Stated goal -
Without the pictures, give the entries below again exactly as written.

Data records -
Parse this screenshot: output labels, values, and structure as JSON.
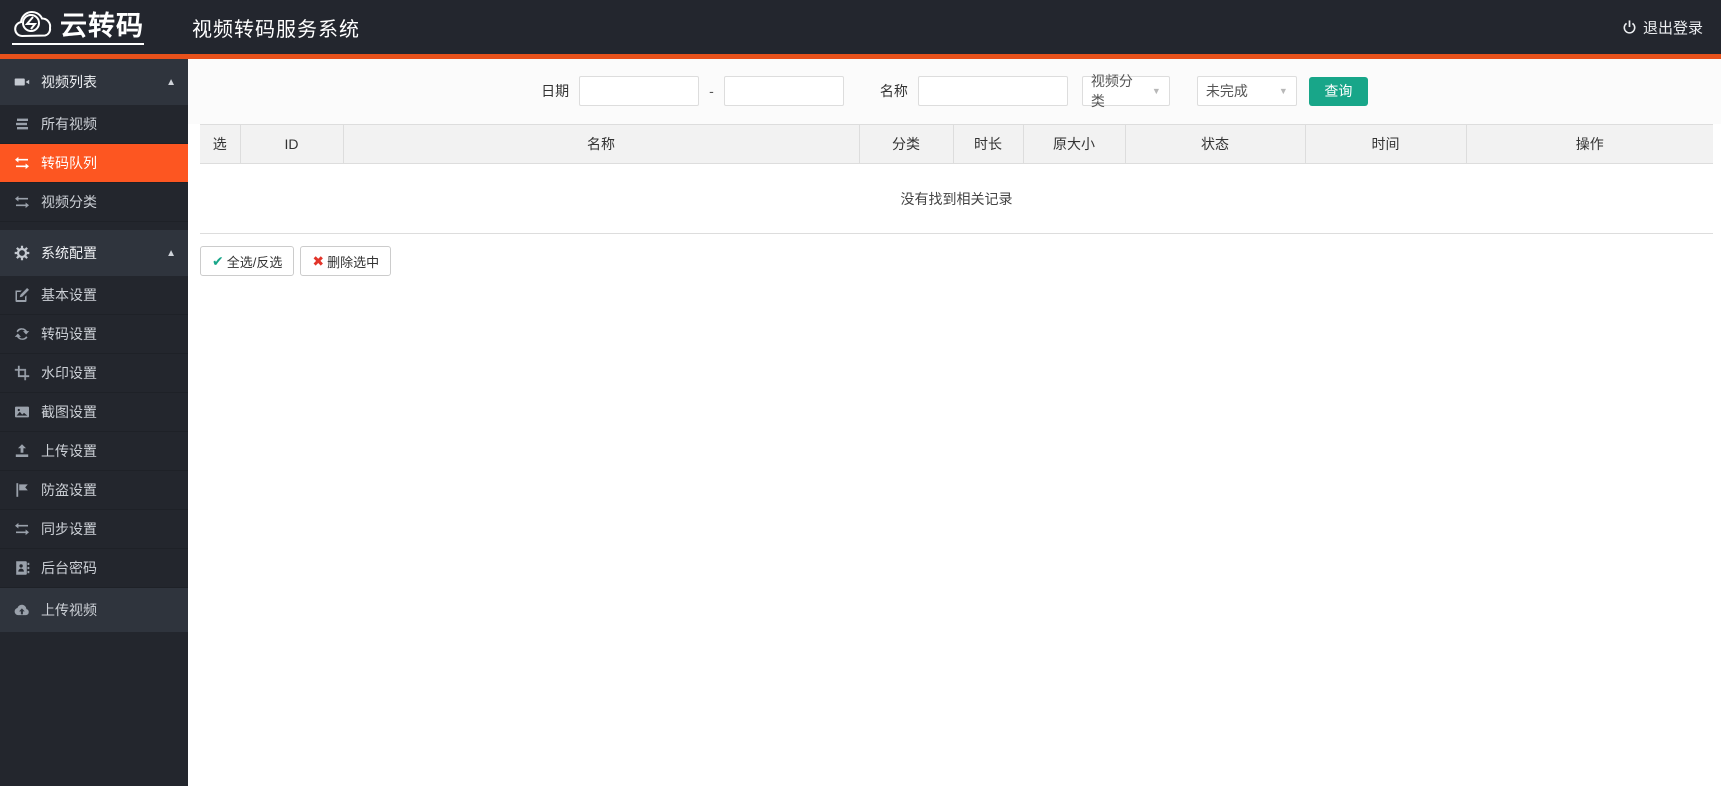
{
  "header": {
    "logo_text": "云转码",
    "title": "视频转码服务系统",
    "logout_label": "退出登录",
    "logout_icon": "power-icon"
  },
  "sidebar": {
    "sections": [
      {
        "label": "视频列表",
        "icon": "video-camera-icon",
        "items": [
          {
            "label": "所有视频",
            "icon": "list-icon",
            "active": false
          },
          {
            "label": "转码队列",
            "icon": "exchange-icon",
            "active": true
          },
          {
            "label": "视频分类",
            "icon": "exchange-icon",
            "active": false
          }
        ]
      },
      {
        "label": "系统配置",
        "icon": "gear-icon",
        "items": [
          {
            "label": "基本设置",
            "icon": "edit-icon",
            "active": false
          },
          {
            "label": "转码设置",
            "icon": "refresh-icon",
            "active": false
          },
          {
            "label": "水印设置",
            "icon": "crop-icon",
            "active": false
          },
          {
            "label": "截图设置",
            "icon": "image-icon",
            "active": false
          },
          {
            "label": "上传设置",
            "icon": "upload-icon",
            "active": false
          },
          {
            "label": "防盗设置",
            "icon": "flag-icon",
            "active": false
          },
          {
            "label": "同步设置",
            "icon": "exchange-icon",
            "active": false
          },
          {
            "label": "后台密码",
            "icon": "id-card-icon",
            "active": false
          }
        ]
      }
    ],
    "upload_item": {
      "label": "上传视频",
      "icon": "cloud-upload-icon"
    }
  },
  "filters": {
    "date_label": "日期",
    "date_from_value": "",
    "date_separator": "-",
    "date_to_value": "",
    "name_label": "名称",
    "name_value": "",
    "category_select_value": "视频分类",
    "status_select_value": "未完成",
    "search_button": "查询"
  },
  "table": {
    "columns": [
      "选",
      "ID",
      "名称",
      "分类",
      "时长",
      "原大小",
      "状态",
      "时间",
      "操作"
    ],
    "empty_message": "没有找到相关记录"
  },
  "actions": {
    "select_all_label": "全选/反选",
    "select_all_icon": "check-icon",
    "delete_selected_label": "删除选中",
    "delete_selected_icon": "cross-icon"
  },
  "colors": {
    "header_bg": "#23262e",
    "sidebar_bg": "#23262d",
    "sidebar_section_bg": "#2f343d",
    "accent_orange": "#fd5621",
    "header_underline_orange": "#e8511b",
    "search_button_teal": "#18a689",
    "check_green": "#18a689",
    "cross_red": "#e2342a",
    "table_header_bg": "#f2f2f2",
    "border_gray": "#dddddd"
  }
}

Exercise solution -
Parse this screenshot: output labels, values, and structure as JSON.
{
  "header": {
    "logo_text": "云转码",
    "title": "视频转码服务系统",
    "logout_label": "退出登录",
    "logout_icon": "power-icon"
  },
  "sidebar": {
    "sections": [
      {
        "label": "视频列表",
        "icon": "video-camera-icon",
        "items": [
          {
            "label": "所有视频",
            "icon": "list-icon",
            "active": false
          },
          {
            "label": "转码队列",
            "icon": "exchange-icon",
            "active": true
          },
          {
            "label": "视频分类",
            "icon": "exchange-icon",
            "active": false
          }
        ]
      },
      {
        "label": "系统配置",
        "icon": "gear-icon",
        "items": [
          {
            "label": "基本设置",
            "icon": "edit-icon",
            "active": false
          },
          {
            "label": "转码设置",
            "icon": "refresh-icon",
            "active": false
          },
          {
            "label": "水印设置",
            "icon": "crop-icon",
            "active": false
          },
          {
            "label": "截图设置",
            "icon": "image-icon",
            "active": false
          },
          {
            "label": "上传设置",
            "icon": "upload-icon",
            "active": false
          },
          {
            "label": "防盗设置",
            "icon": "flag-icon",
            "active": false
          },
          {
            "label": "同步设置",
            "icon": "exchange-icon",
            "active": false
          },
          {
            "label": "后台密码",
            "icon": "id-card-icon",
            "active": false
          }
        ]
      }
    ],
    "upload_item": {
      "label": "上传视频",
      "icon": "cloud-upload-icon"
    }
  },
  "filters": {
    "date_label": "日期",
    "date_from_value": "",
    "date_separator": "-",
    "date_to_value": "",
    "name_label": "名称",
    "name_value": "",
    "category_select_value": "视频分类",
    "status_select_value": "未完成",
    "search_button": "查询"
  },
  "table": {
    "columns": [
      "选",
      "ID",
      "名称",
      "分类",
      "时长",
      "原大小",
      "状态",
      "时间",
      "操作"
    ],
    "empty_message": "没有找到相关记录"
  },
  "actions": {
    "select_all_label": "全选/反选",
    "select_all_icon": "check-icon",
    "delete_selected_label": "删除选中",
    "delete_selected_icon": "cross-icon"
  },
  "colors": {
    "header_bg": "#23262e",
    "sidebar_bg": "#23262d",
    "sidebar_section_bg": "#2f343d",
    "accent_orange": "#fd5621",
    "header_underline_orange": "#e8511b",
    "search_button_teal": "#18a689",
    "check_green": "#18a689",
    "cross_red": "#e2342a",
    "table_header_bg": "#f2f2f2",
    "border_gray": "#dddddd"
  }
}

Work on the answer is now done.